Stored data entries
####################
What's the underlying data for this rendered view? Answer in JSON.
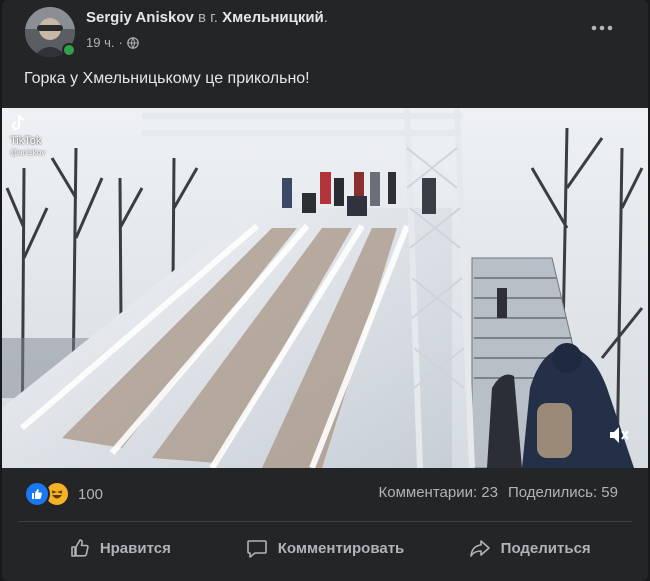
{
  "post": {
    "author": "Sergiy Aniskov",
    "prep": "в г.",
    "place": "Хмельницкий",
    "place_suffix": ".",
    "time": "19 ч.",
    "dot": "·",
    "text": "Горка у Хмельницькому це прикольно!",
    "icons": {
      "audience": "globe-icon",
      "more": "more-options-icon",
      "like_reaction": "like-reaction-icon",
      "haha_reaction": "haha-reaction-icon",
      "mute": "volume-muted-icon"
    },
    "video": {
      "watermark": "TikTok",
      "watermark_handle": "@aniskov"
    }
  },
  "engagement": {
    "reaction_count": "100",
    "comments": "Комментарии: 23",
    "shares": "Поделились: 59"
  },
  "actions": {
    "like": "Нравится",
    "comment": "Комментировать",
    "share": "Поделиться"
  },
  "colors": {
    "background": "#242526",
    "text": "#e4e6eb",
    "secondary_text": "#b0b3b8",
    "like_blue": "#1877f2",
    "online_green": "#31a24c"
  }
}
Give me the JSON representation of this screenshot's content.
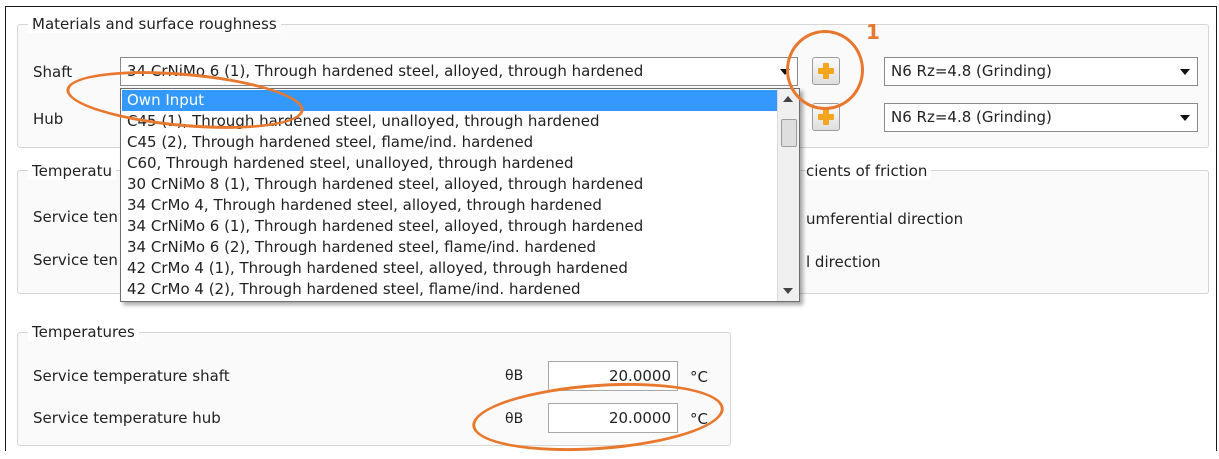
{
  "materials_group": {
    "title": "Materials and surface roughness",
    "shaft_label": "Shaft",
    "hub_label": "Hub",
    "shaft_material": "34 CrNiMo 6 (1), Through hardened steel, alloyed, through hardened",
    "shaft_roughness": "N6  Rz=4.8 (Grinding)",
    "hub_roughness": "N6  Rz=4.8 (Grinding)"
  },
  "material_dropdown": {
    "selected": "Own Input",
    "options": [
      "Own Input",
      "C45 (1), Through hardened steel, unalloyed, through hardened",
      "C45 (2), Through hardened steel, flame/ind. hardened",
      "C60, Through hardened steel, unalloyed, through hardened",
      "30 CrNiMo 8 (1), Through hardened steel, alloyed, through hardened",
      "34 CrMo 4, Through hardened steel, alloyed, through hardened",
      "34 CrNiMo 6 (1), Through hardened steel, alloyed, through hardened",
      "34 CrNiMo 6 (2), Through hardened steel, flame/ind. hardened",
      "42 CrMo 4 (1), Through hardened steel, alloyed, through hardened",
      "42 CrMo 4 (2), Through hardened steel, flame/ind. hardened"
    ]
  },
  "hidden_group": {
    "title_partial": "Temperatu",
    "row1_partial": "Service ten",
    "row2_partial": "Service ten"
  },
  "friction_group": {
    "title_partial": "cients of friction",
    "row1_partial": "umferential direction",
    "row2_partial": "l direction"
  },
  "temperatures_group": {
    "title": "Temperatures",
    "shaft_label": "Service temperature shaft",
    "hub_label": "Service temperature hub",
    "symbol": "θB",
    "shaft_value": "20.0000",
    "hub_value": "20.0000",
    "unit": "°C"
  },
  "annotations": {
    "callout_number": "1",
    "accent_color": "#e8782d"
  }
}
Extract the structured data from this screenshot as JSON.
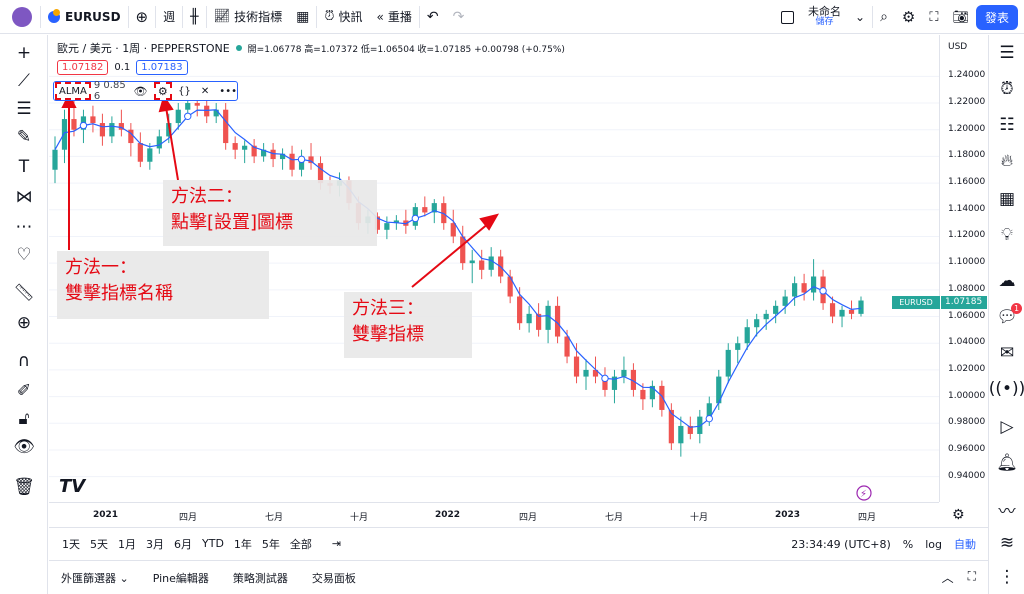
{
  "topbar": {
    "symbol": "EURUSD",
    "add_icon": "plus-circle-icon",
    "interval": "週",
    "indicators_label": "技術指標",
    "alert_label": "快訊",
    "replay_label": "重播",
    "layout_name": "未命名",
    "layout_save": "儲存",
    "publish_label": "發表"
  },
  "legend": {
    "title": "歐元 / 美元 · 1周 · PEPPERSTONE",
    "ohlc": "開=1.06778 高=1.07372 低=1.06504 收=1.07185 +0.00798 (+0.75%)",
    "sell_price": "1.07182",
    "spread": "0.1",
    "buy_price": "1.07183"
  },
  "indicator": {
    "name": "ALMA",
    "params": "9 0.85 6"
  },
  "callouts": {
    "method1": [
      "方法一：",
      "雙擊指標名稱"
    ],
    "method2": [
      "方法二：",
      "點擊[設置]圖標"
    ],
    "method3": [
      "方法三：",
      "雙擊指標"
    ]
  },
  "price_axis": {
    "currency": "USD",
    "ticks": [
      "1.24000",
      "1.22000",
      "1.20000",
      "1.18000",
      "1.16000",
      "1.14000",
      "1.12000",
      "1.10000",
      "1.08000",
      "1.06000",
      "1.04000",
      "1.02000",
      "1.00000",
      "0.98000",
      "0.96000",
      "0.94000"
    ],
    "last_symbol": "EURUSD",
    "last_price": "1.07185"
  },
  "time_axis": {
    "ticks": [
      "2021",
      "四月",
      "七月",
      "十月",
      "2022",
      "四月",
      "七月",
      "十月",
      "2023",
      "四月"
    ]
  },
  "range_bar": {
    "ranges": [
      "1天",
      "5天",
      "1月",
      "3月",
      "6月",
      "YTD",
      "1年",
      "5年",
      "全部"
    ],
    "clock": "23:34:49 (UTC+8)",
    "percent": "%",
    "log": "log",
    "auto": "自動"
  },
  "bottom_panel": {
    "tabs": [
      "外匯篩選器",
      "Pine編輯器",
      "策略測試器",
      "交易面板"
    ]
  },
  "colors": {
    "up": "#26a69a",
    "down": "#ef5350",
    "ma": "#2962ff",
    "accent": "#2962ff",
    "annotation": "#e50914"
  },
  "chart_data": {
    "type": "candlestick",
    "ylim": [
      0.93,
      1.25
    ],
    "candles": [
      [
        1.17,
        1.195,
        1.16,
        1.185
      ],
      [
        1.185,
        1.215,
        1.175,
        1.208
      ],
      [
        1.208,
        1.225,
        1.195,
        1.2
      ],
      [
        1.2,
        1.215,
        1.19,
        1.21
      ],
      [
        1.21,
        1.218,
        1.198,
        1.205
      ],
      [
        1.205,
        1.212,
        1.188,
        1.195
      ],
      [
        1.195,
        1.21,
        1.19,
        1.205
      ],
      [
        1.205,
        1.215,
        1.195,
        1.2
      ],
      [
        1.2,
        1.205,
        1.18,
        1.19
      ],
      [
        1.19,
        1.198,
        1.172,
        1.176
      ],
      [
        1.176,
        1.19,
        1.17,
        1.186
      ],
      [
        1.186,
        1.2,
        1.182,
        1.195
      ],
      [
        1.195,
        1.212,
        1.19,
        1.205
      ],
      [
        1.205,
        1.22,
        1.2,
        1.215
      ],
      [
        1.215,
        1.228,
        1.208,
        1.22
      ],
      [
        1.22,
        1.225,
        1.21,
        1.218
      ],
      [
        1.218,
        1.225,
        1.205,
        1.21
      ],
      [
        1.21,
        1.22,
        1.205,
        1.215
      ],
      [
        1.215,
        1.22,
        1.185,
        1.19
      ],
      [
        1.19,
        1.195,
        1.178,
        1.185
      ],
      [
        1.185,
        1.192,
        1.175,
        1.188
      ],
      [
        1.188,
        1.193,
        1.175,
        1.18
      ],
      [
        1.18,
        1.19,
        1.176,
        1.185
      ],
      [
        1.185,
        1.19,
        1.172,
        1.178
      ],
      [
        1.178,
        1.186,
        1.17,
        1.182
      ],
      [
        1.182,
        1.188,
        1.165,
        1.17
      ],
      [
        1.17,
        1.185,
        1.165,
        1.18
      ],
      [
        1.18,
        1.19,
        1.17,
        1.175
      ],
      [
        1.175,
        1.18,
        1.155,
        1.16
      ],
      [
        1.16,
        1.165,
        1.152,
        1.158
      ],
      [
        1.158,
        1.168,
        1.15,
        1.162
      ],
      [
        1.162,
        1.165,
        1.14,
        1.145
      ],
      [
        1.145,
        1.15,
        1.125,
        1.13
      ],
      [
        1.13,
        1.14,
        1.122,
        1.135
      ],
      [
        1.135,
        1.138,
        1.122,
        1.125
      ],
      [
        1.125,
        1.135,
        1.118,
        1.13
      ],
      [
        1.13,
        1.136,
        1.125,
        1.132
      ],
      [
        1.132,
        1.14,
        1.122,
        1.128
      ],
      [
        1.128,
        1.145,
        1.125,
        1.142
      ],
      [
        1.142,
        1.15,
        1.135,
        1.138
      ],
      [
        1.138,
        1.148,
        1.13,
        1.145
      ],
      [
        1.145,
        1.15,
        1.125,
        1.13
      ],
      [
        1.13,
        1.14,
        1.115,
        1.12
      ],
      [
        1.12,
        1.128,
        1.095,
        1.1
      ],
      [
        1.1,
        1.11,
        1.085,
        1.102
      ],
      [
        1.102,
        1.11,
        1.088,
        1.095
      ],
      [
        1.095,
        1.112,
        1.09,
        1.105
      ],
      [
        1.105,
        1.11,
        1.085,
        1.09
      ],
      [
        1.09,
        1.095,
        1.07,
        1.075
      ],
      [
        1.075,
        1.082,
        1.05,
        1.055
      ],
      [
        1.055,
        1.068,
        1.048,
        1.062
      ],
      [
        1.062,
        1.07,
        1.045,
        1.05
      ],
      [
        1.05,
        1.072,
        1.04,
        1.068
      ],
      [
        1.068,
        1.075,
        1.04,
        1.045
      ],
      [
        1.045,
        1.05,
        1.025,
        1.03
      ],
      [
        1.03,
        1.04,
        1.01,
        1.015
      ],
      [
        1.015,
        1.028,
        1.005,
        1.02
      ],
      [
        1.02,
        1.03,
        1.01,
        1.015
      ],
      [
        1.015,
        1.022,
        1.0,
        1.005
      ],
      [
        1.005,
        1.02,
        0.995,
        1.015
      ],
      [
        1.015,
        1.03,
        1.01,
        1.02
      ],
      [
        1.02,
        1.025,
        1.0,
        1.005
      ],
      [
        1.005,
        1.01,
        0.99,
        0.998
      ],
      [
        0.998,
        1.012,
        0.992,
        1.008
      ],
      [
        1.008,
        1.012,
        0.985,
        0.99
      ],
      [
        0.99,
        0.995,
        0.96,
        0.965
      ],
      [
        0.965,
        0.985,
        0.955,
        0.978
      ],
      [
        0.978,
        0.985,
        0.968,
        0.972
      ],
      [
        0.972,
        0.99,
        0.965,
        0.985
      ],
      [
        0.985,
        1.0,
        0.978,
        0.995
      ],
      [
        0.995,
        1.02,
        0.99,
        1.015
      ],
      [
        1.015,
        1.04,
        1.01,
        1.035
      ],
      [
        1.035,
        1.045,
        1.025,
        1.04
      ],
      [
        1.04,
        1.058,
        1.035,
        1.052
      ],
      [
        1.052,
        1.062,
        1.045,
        1.058
      ],
      [
        1.058,
        1.065,
        1.05,
        1.062
      ],
      [
        1.062,
        1.072,
        1.055,
        1.068
      ],
      [
        1.068,
        1.08,
        1.062,
        1.075
      ],
      [
        1.075,
        1.09,
        1.068,
        1.085
      ],
      [
        1.085,
        1.092,
        1.072,
        1.078
      ],
      [
        1.078,
        1.103,
        1.072,
        1.09
      ],
      [
        1.09,
        1.095,
        1.065,
        1.07
      ],
      [
        1.07,
        1.075,
        1.055,
        1.06
      ],
      [
        1.06,
        1.068,
        1.052,
        1.065
      ],
      [
        1.065,
        1.072,
        1.058,
        1.062
      ],
      [
        1.062,
        1.075,
        1.06,
        1.072
      ]
    ]
  }
}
####################
◆ **Exercise goal**: Using the records above, find and show each line with the string "CrMo".

◆ **Result**:
      "34 CrMo 4, Through hardened steel, alloyed, through hardened",
      "42 CrMo 4 (1), Through hardened steel, alloyed, through hardened",
      "42 CrMo 4 (2), Through hardened steel, flame/ind. hardened"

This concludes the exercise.